* _Objective_
Reproduce all records exactly.

* _Rows from a dataset_
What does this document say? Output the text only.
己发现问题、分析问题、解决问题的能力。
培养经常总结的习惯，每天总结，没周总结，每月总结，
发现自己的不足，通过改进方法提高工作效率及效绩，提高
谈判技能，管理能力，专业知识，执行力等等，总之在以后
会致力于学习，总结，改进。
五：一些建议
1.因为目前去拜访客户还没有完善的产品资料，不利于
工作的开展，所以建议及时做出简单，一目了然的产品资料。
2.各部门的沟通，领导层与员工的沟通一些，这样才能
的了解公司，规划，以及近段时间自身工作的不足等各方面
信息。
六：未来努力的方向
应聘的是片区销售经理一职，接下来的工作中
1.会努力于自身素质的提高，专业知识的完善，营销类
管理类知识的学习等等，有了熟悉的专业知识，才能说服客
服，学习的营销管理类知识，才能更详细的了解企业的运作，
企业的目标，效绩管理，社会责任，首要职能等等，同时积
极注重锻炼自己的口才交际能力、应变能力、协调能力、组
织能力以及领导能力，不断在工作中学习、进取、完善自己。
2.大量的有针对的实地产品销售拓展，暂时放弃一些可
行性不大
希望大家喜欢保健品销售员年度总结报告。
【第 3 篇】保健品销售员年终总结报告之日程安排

* _Solution to this exercise_
What does this document say? Output the text only.
己发现问题、分析问题、解决问题的能力。
培养经常总结的习惯，每天总结，没周总结，每月总结，
发现自己的不足，通过改进方法提高工作效率及效绩，提高
谈判技能，管理能力，专业知识，执行力等等，总之在以后
会致力于学习，总结，改进。
五：一些建议
1.因为目前去拜访客户还没有完善的产品资料，不利于
工作的开展，所以建议及时做出简单，一目了然的产品资料。
2.各部门的沟通，领导层与员工的沟通一些，这样才能
的了解公司，规划，以及近段时间自身工作的不足等各方面
信息。
六：未来努力的方向
应聘的是片区销售经理一职，接下来的工作中
1.会努力于自身素质的提高，专业知识的完善，营销类
管理类知识的学习等等，有了熟悉的专业知识，才能说服客
服，学习的营销管理类知识，才能更详细的了解企业的运作，
企业的目标，效绩管理，社会责任，首要职能等等，同时积
极注重锻炼自己的口才交际能力、应变能力、协调能力、组
织能力以及领导能力，不断在工作中学习、进取、完善自己。
2.大量的有针对的实地产品销售拓展，暂时放弃一些可
行性不大
希望大家喜欢保健品销售员年度总结报告。
【第 3 篇】保健品销售员年终总结报告之日程安排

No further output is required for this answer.